Set task —
Copy each entry as it stands, leaving nothing out.

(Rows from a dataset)
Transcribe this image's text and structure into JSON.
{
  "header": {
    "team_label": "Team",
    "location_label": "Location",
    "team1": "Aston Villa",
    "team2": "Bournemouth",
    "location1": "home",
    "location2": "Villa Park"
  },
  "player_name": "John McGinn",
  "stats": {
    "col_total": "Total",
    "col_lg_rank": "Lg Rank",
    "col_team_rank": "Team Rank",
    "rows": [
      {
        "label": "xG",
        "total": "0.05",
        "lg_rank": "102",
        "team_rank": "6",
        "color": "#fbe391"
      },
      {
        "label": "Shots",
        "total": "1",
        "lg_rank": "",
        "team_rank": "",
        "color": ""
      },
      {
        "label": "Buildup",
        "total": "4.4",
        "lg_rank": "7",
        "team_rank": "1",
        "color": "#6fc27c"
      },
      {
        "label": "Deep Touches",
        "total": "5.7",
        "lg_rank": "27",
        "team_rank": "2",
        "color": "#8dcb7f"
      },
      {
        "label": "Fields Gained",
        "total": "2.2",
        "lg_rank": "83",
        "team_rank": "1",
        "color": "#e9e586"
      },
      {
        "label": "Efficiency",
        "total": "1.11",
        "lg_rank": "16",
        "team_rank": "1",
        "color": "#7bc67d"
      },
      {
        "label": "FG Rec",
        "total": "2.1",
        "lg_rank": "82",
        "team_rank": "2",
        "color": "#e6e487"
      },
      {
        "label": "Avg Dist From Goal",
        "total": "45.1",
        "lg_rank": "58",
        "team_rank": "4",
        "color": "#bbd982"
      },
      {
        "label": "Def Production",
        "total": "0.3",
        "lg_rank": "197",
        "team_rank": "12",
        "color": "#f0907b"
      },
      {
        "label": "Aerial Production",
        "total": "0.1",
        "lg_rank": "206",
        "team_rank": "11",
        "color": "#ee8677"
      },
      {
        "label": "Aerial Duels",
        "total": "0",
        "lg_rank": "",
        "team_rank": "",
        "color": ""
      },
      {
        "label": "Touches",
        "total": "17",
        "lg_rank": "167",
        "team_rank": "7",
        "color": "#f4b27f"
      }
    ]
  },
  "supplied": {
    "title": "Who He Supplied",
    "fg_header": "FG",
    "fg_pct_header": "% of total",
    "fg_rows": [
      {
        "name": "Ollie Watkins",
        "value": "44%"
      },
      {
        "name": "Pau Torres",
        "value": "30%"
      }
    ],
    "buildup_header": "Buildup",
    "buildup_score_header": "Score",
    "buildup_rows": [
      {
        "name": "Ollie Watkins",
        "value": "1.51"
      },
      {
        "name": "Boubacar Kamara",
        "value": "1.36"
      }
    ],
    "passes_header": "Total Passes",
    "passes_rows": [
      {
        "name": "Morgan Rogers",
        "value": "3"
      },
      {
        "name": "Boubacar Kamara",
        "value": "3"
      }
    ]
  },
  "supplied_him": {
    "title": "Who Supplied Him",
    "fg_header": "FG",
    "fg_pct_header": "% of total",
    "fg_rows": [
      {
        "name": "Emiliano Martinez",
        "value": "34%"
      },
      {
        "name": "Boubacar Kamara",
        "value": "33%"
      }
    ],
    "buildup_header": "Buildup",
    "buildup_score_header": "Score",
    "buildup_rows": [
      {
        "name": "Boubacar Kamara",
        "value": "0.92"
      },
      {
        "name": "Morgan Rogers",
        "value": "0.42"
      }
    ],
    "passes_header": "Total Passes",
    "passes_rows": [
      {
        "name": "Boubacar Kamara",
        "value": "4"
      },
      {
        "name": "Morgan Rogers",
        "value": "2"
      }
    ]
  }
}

Output of the exercise —
Transcribe this image's text and structure into JSON.
{
  "header": {
    "team_label": "Team",
    "location_label": "Location",
    "team1": "Aston Villa",
    "team2": "Bournemouth",
    "location1": "home",
    "location2": "Villa Park"
  },
  "player_name": "John McGinn",
  "stats": {
    "col_total": "Total",
    "col_lg_rank": "Lg Rank",
    "col_team_rank": "Team Rank",
    "rows": [
      {
        "label": "xG",
        "total": "0.05",
        "lg_rank": "102",
        "team_rank": "6",
        "color": "#fbe391"
      },
      {
        "label": "Shots",
        "total": "1",
        "lg_rank": "",
        "team_rank": "",
        "color": ""
      },
      {
        "label": "Buildup",
        "total": "4.4",
        "lg_rank": "7",
        "team_rank": "1",
        "color": "#6fc27c"
      },
      {
        "label": "Deep Touches",
        "total": "5.7",
        "lg_rank": "27",
        "team_rank": "2",
        "color": "#8dcb7f"
      },
      {
        "label": "Fields Gained",
        "total": "2.2",
        "lg_rank": "83",
        "team_rank": "1",
        "color": "#e9e586"
      },
      {
        "label": "Efficiency",
        "total": "1.11",
        "lg_rank": "16",
        "team_rank": "1",
        "color": "#7bc67d"
      },
      {
        "label": "FG Rec",
        "total": "2.1",
        "lg_rank": "82",
        "team_rank": "2",
        "color": "#e6e487"
      },
      {
        "label": "Avg Dist From Goal",
        "total": "45.1",
        "lg_rank": "58",
        "team_rank": "4",
        "color": "#bbd982"
      },
      {
        "label": "Def Production",
        "total": "0.3",
        "lg_rank": "197",
        "team_rank": "12",
        "color": "#f0907b"
      },
      {
        "label": "Aerial Production",
        "total": "0.1",
        "lg_rank": "206",
        "team_rank": "11",
        "color": "#ee8677"
      },
      {
        "label": "Aerial Duels",
        "total": "0",
        "lg_rank": "",
        "team_rank": "",
        "color": ""
      },
      {
        "label": "Touches",
        "total": "17",
        "lg_rank": "167",
        "team_rank": "7",
        "color": "#f4b27f"
      }
    ]
  },
  "supplied": {
    "title": "Who He Supplied",
    "fg_header": "FG",
    "fg_pct_header": "% of total",
    "fg_rows": [
      {
        "name": "Ollie Watkins",
        "value": "44%"
      },
      {
        "name": "Pau Torres",
        "value": "30%"
      }
    ],
    "buildup_header": "Buildup",
    "buildup_score_header": "Score",
    "buildup_rows": [
      {
        "name": "Ollie Watkins",
        "value": "1.51"
      },
      {
        "name": "Boubacar Kamara",
        "value": "1.36"
      }
    ],
    "passes_header": "Total Passes",
    "passes_rows": [
      {
        "name": "Morgan Rogers",
        "value": "3"
      },
      {
        "name": "Boubacar Kamara",
        "value": "3"
      }
    ]
  },
  "supplied_him": {
    "title": "Who Supplied Him",
    "fg_header": "FG",
    "fg_pct_header": "% of total",
    "fg_rows": [
      {
        "name": "Emiliano Martinez",
        "value": "34%"
      },
      {
        "name": "Boubacar Kamara",
        "value": "33%"
      }
    ],
    "buildup_header": "Buildup",
    "buildup_score_header": "Score",
    "buildup_rows": [
      {
        "name": "Boubacar Kamara",
        "value": "0.92"
      },
      {
        "name": "Morgan Rogers",
        "value": "0.42"
      }
    ],
    "passes_header": "Total Passes",
    "passes_rows": [
      {
        "name": "Boubacar Kamara",
        "value": "4"
      },
      {
        "name": "Morgan Rogers",
        "value": "2"
      }
    ]
  }
}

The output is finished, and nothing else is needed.